# Records from a collection
◆ ◆ ◆ ◆ ◆ ◆ ◆
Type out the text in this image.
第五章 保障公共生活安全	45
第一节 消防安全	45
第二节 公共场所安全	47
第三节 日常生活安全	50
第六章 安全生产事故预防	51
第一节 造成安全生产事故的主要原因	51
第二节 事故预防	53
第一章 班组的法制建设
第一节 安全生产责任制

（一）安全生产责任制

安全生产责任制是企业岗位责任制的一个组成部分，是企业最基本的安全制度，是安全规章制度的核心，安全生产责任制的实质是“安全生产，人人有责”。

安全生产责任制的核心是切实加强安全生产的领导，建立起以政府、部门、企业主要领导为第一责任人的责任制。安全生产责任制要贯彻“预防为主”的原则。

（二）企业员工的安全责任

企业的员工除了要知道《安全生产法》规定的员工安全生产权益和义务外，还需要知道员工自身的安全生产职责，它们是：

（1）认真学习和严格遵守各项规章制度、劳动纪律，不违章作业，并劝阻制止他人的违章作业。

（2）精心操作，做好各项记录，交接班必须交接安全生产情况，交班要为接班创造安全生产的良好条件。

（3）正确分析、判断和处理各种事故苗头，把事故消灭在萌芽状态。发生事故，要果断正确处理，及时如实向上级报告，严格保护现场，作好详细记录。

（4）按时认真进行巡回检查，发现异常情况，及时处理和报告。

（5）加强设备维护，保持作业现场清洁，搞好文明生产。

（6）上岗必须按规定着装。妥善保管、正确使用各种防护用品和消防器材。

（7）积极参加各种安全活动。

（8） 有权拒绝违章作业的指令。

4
◆ ◆ ◆ ◆ ◆ ◆ ◆
# TASK
Repeat every record, exactly as written.

# EXPECTED ANSWER
Type out the text in this image.
第五章 保障公共生活安全	45
第一节 消防安全	45
第二节 公共场所安全	47
第三节 日常生活安全	50
第六章 安全生产事故预防	51
第一节 造成安全生产事故的主要原因	51
第二节 事故预防	53
第一章 班组的法制建设
第一节 安全生产责任制

（一）安全生产责任制

安全生产责任制是企业岗位责任制的一个组成部分，是企业最基本的安全制度，是安全规章制度的核心，安全生产责任制的实质是“安全生产，人人有责”。

安全生产责任制的核心是切实加强安全生产的领导，建立起以政府、部门、企业主要领导为第一责任人的责任制。安全生产责任制要贯彻“预防为主”的原则。

（二）企业员工的安全责任

企业的员工除了要知道《安全生产法》规定的员工安全生产权益和义务外，还需要知道员工自身的安全生产职责，它们是：

（1）认真学习和严格遵守各项规章制度、劳动纪律，不违章作业，并劝阻制止他人的违章作业。

（2）精心操作，做好各项记录，交接班必须交接安全生产情况，交班要为接班创造安全生产的良好条件。

（3）正确分析、判断和处理各种事故苗头，把事故消灭在萌芽状态。发生事故，要果断正确处理，及时如实向上级报告，严格保护现场，作好详细记录。

（4）按时认真进行巡回检查，发现异常情况，及时处理和报告。

（5）加强设备维护，保持作业现场清洁，搞好文明生产。

（6）上岗必须按规定着装。妥善保管、正确使用各种防护用品和消防器材。

（7）积极参加各种安全活动。

（8） 有权拒绝违章作业的指令。

4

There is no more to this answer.